Aim: How many of these lines hold the string "назначения"? Answer with the number only.

Supplied records:
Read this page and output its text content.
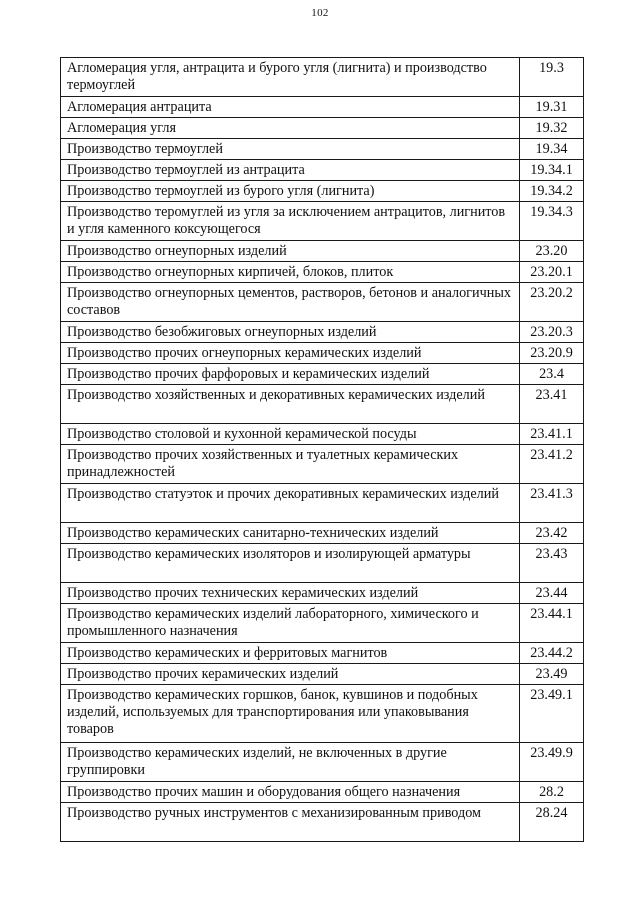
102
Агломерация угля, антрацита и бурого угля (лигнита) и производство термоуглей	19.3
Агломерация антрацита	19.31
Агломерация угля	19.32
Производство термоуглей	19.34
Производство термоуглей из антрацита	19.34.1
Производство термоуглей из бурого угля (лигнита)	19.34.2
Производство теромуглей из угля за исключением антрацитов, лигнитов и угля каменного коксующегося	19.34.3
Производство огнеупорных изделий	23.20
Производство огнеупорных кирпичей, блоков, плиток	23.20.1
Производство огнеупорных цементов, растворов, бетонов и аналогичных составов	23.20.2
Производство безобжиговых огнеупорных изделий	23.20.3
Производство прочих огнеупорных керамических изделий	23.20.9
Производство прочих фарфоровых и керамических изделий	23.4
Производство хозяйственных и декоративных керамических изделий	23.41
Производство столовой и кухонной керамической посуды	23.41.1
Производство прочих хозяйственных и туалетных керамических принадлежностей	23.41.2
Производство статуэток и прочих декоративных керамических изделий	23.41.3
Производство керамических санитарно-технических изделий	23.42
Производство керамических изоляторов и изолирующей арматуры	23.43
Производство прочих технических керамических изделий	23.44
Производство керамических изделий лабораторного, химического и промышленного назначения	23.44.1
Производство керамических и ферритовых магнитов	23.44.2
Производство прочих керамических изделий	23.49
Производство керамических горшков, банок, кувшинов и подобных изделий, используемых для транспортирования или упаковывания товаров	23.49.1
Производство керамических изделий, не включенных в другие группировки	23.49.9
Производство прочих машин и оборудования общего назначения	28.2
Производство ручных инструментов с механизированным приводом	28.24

Full solution: 2